## TASK INSTRUCTIONS
Print the records below exactly as they appear.
»»
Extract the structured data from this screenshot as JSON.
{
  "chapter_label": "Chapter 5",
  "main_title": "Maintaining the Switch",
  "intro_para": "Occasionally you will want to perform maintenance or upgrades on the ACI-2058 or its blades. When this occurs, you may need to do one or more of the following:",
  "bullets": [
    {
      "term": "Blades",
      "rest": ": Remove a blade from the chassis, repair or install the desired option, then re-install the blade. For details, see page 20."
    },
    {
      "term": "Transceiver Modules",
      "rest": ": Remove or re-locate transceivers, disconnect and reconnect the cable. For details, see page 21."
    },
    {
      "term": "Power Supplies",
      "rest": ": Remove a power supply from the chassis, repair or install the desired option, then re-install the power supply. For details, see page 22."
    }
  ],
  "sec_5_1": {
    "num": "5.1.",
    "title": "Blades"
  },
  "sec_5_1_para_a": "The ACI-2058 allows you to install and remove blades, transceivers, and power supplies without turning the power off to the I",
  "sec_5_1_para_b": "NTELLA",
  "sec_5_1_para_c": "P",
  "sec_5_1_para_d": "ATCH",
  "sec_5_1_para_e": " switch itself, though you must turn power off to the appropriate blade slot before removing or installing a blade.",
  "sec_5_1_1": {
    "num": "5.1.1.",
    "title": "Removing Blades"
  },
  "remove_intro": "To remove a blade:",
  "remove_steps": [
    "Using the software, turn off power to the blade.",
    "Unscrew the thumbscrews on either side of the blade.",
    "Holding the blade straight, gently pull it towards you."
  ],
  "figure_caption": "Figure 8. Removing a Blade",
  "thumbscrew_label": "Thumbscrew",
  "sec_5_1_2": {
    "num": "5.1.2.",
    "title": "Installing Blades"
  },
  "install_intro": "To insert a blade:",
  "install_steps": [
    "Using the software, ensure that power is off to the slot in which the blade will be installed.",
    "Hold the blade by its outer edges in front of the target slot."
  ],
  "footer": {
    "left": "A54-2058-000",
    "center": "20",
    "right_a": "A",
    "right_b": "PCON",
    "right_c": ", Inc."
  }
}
««
## RESULT OF THIS EXERCISE
Extract the structured data from this screenshot as JSON.
{
  "chapter_label": "Chapter 5",
  "main_title": "Maintaining the Switch",
  "intro_para": "Occasionally you will want to perform maintenance or upgrades on the ACI-2058 or its blades. When this occurs, you may need to do one or more of the following:",
  "bullets": [
    {
      "term": "Blades",
      "rest": ": Remove a blade from the chassis, repair or install the desired option, then re-install the blade. For details, see page 20."
    },
    {
      "term": "Transceiver Modules",
      "rest": ": Remove or re-locate transceivers, disconnect and reconnect the cable. For details, see page 21."
    },
    {
      "term": "Power Supplies",
      "rest": ": Remove a power supply from the chassis, repair or install the desired option, then re-install the power supply. For details, see page 22."
    }
  ],
  "sec_5_1": {
    "num": "5.1.",
    "title": "Blades"
  },
  "sec_5_1_para_a": "The ACI-2058 allows you to install and remove blades, transceivers, and power supplies without turning the power off to the I",
  "sec_5_1_para_b": "NTELLA",
  "sec_5_1_para_c": "P",
  "sec_5_1_para_d": "ATCH",
  "sec_5_1_para_e": " switch itself, though you must turn power off to the appropriate blade slot before removing or installing a blade.",
  "sec_5_1_1": {
    "num": "5.1.1.",
    "title": "Removing Blades"
  },
  "remove_intro": "To remove a blade:",
  "remove_steps": [
    "Using the software, turn off power to the blade.",
    "Unscrew the thumbscrews on either side of the blade.",
    "Holding the blade straight, gently pull it towards you."
  ],
  "figure_caption": "Figure 8. Removing a Blade",
  "thumbscrew_label": "Thumbscrew",
  "sec_5_1_2": {
    "num": "5.1.2.",
    "title": "Installing Blades"
  },
  "install_intro": "To insert a blade:",
  "install_steps": [
    "Using the software, ensure that power is off to the slot in which the blade will be installed.",
    "Hold the blade by its outer edges in front of the target slot."
  ],
  "footer": {
    "left": "A54-2058-000",
    "center": "20",
    "right_a": "A",
    "right_b": "PCON",
    "right_c": ", Inc."
  }
}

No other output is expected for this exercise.